### Task statement
Copy every record below exactly.

### Stored records
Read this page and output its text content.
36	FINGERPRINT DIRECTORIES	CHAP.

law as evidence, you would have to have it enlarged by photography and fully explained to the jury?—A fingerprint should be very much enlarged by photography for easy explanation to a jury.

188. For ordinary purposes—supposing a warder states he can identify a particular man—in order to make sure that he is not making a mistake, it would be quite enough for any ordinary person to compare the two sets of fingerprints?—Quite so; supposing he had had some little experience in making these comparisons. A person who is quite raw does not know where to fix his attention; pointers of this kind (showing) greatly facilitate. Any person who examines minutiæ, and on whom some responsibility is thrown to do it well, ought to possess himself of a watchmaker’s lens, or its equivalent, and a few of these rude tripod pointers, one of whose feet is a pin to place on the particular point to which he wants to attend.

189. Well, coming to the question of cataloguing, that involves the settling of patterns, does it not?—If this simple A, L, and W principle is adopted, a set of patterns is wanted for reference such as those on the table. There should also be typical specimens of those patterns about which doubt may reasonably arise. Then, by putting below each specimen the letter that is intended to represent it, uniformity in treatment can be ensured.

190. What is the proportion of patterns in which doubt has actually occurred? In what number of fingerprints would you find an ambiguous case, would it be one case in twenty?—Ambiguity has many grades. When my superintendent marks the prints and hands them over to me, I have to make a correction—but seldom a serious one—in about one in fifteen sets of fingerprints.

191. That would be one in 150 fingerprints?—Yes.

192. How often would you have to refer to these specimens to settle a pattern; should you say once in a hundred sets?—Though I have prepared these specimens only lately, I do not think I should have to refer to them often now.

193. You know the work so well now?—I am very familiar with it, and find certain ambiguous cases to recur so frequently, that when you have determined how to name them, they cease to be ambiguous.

### Task output
Read this page and output its text content.
36	FINGERPRINT DIRECTORIES	CHAP.

law as evidence, you would have to have it enlarged by photography and fully explained to the jury?—A fingerprint should be very much enlarged by photography for easy explanation to a jury.

188. For ordinary purposes—supposing a warder states he can identify a particular man—in order to make sure that he is not making a mistake, it would be quite enough for any ordinary person to compare the two sets of fingerprints?—Quite so; supposing he had had some little experience in making these comparisons. A person who is quite raw does not know where to fix his attention; pointers of this kind (showing) greatly facilitate. Any person who examines minutiæ, and on whom some responsibility is thrown to do it well, ought to possess himself of a watchmaker’s lens, or its equivalent, and a few of these rude tripod pointers, one of whose feet is a pin to place on the particular point to which he wants to attend.

189. Well, coming to the question of cataloguing, that involves the settling of patterns, does it not?—If this simple A, L, and W principle is adopted, a set of patterns is wanted for reference such as those on the table. There should also be typical specimens of those patterns about which doubt may reasonably arise. Then, by putting below each specimen the letter that is intended to represent it, uniformity in treatment can be ensured.

190. What is the proportion of patterns in which doubt has actually occurred? In what number of fingerprints would you find an ambiguous case, would it be one case in twenty?—Ambiguity has many grades. When my superintendent marks the prints and hands them over to me, I have to make a correction—but seldom a serious one—in about one in fifteen sets of fingerprints.

191. That would be one in 150 fingerprints?—Yes.

192. How often would you have to refer to these specimens to settle a pattern; should you say once in a hundred sets?—Though I have prepared these specimens only lately, I do not think I should have to refer to them often now.

193. You know the work so well now?—I am very familiar with it, and find certain ambiguous cases to recur so frequently, that when you have determined how to name them, they cease to be ambiguous.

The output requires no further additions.